-- begin --

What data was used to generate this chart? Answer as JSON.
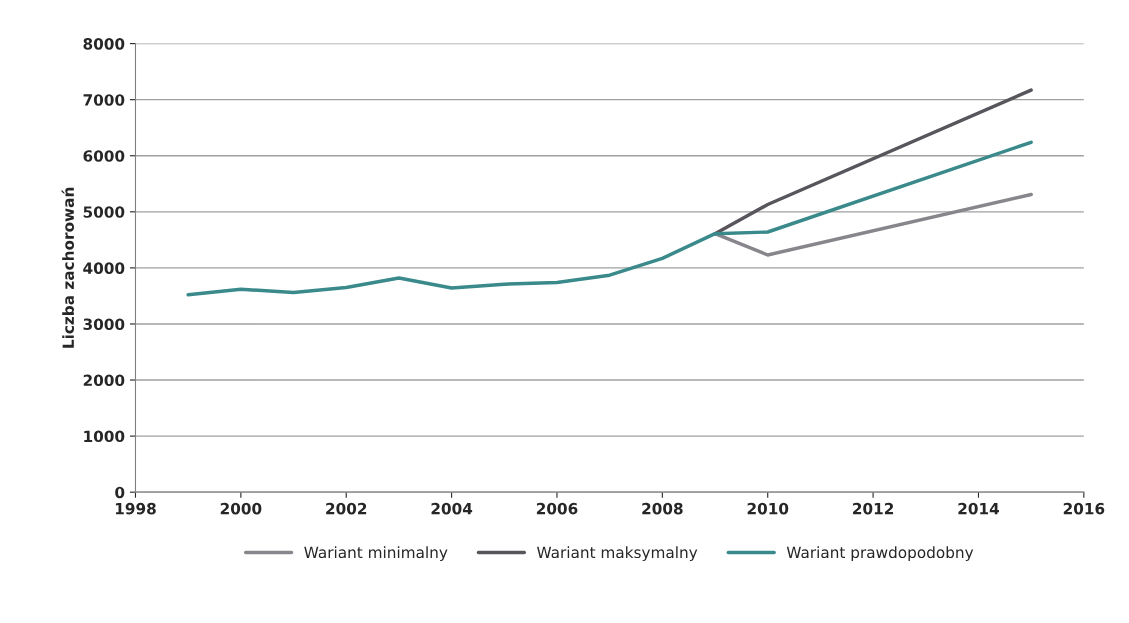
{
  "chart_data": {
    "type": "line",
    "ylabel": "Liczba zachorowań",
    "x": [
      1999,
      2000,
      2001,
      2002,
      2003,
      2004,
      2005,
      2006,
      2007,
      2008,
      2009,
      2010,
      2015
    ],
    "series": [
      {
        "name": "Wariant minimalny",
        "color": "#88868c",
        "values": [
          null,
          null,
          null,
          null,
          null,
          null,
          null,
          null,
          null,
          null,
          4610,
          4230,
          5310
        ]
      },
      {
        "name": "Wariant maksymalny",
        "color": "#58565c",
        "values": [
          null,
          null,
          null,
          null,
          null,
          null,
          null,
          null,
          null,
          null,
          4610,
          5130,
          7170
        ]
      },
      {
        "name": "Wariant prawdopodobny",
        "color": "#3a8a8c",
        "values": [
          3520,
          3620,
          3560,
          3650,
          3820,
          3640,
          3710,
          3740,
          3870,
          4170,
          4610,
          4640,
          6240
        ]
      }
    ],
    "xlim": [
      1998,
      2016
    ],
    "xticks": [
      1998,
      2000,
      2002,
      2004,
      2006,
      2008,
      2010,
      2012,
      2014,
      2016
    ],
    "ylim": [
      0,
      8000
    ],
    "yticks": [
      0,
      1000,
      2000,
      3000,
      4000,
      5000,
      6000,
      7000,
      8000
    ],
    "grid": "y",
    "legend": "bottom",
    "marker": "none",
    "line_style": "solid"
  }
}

-- end --

### Directive:
Tally the lines of the material above that contain the word "color" and report the total alone.

### Task answer:
3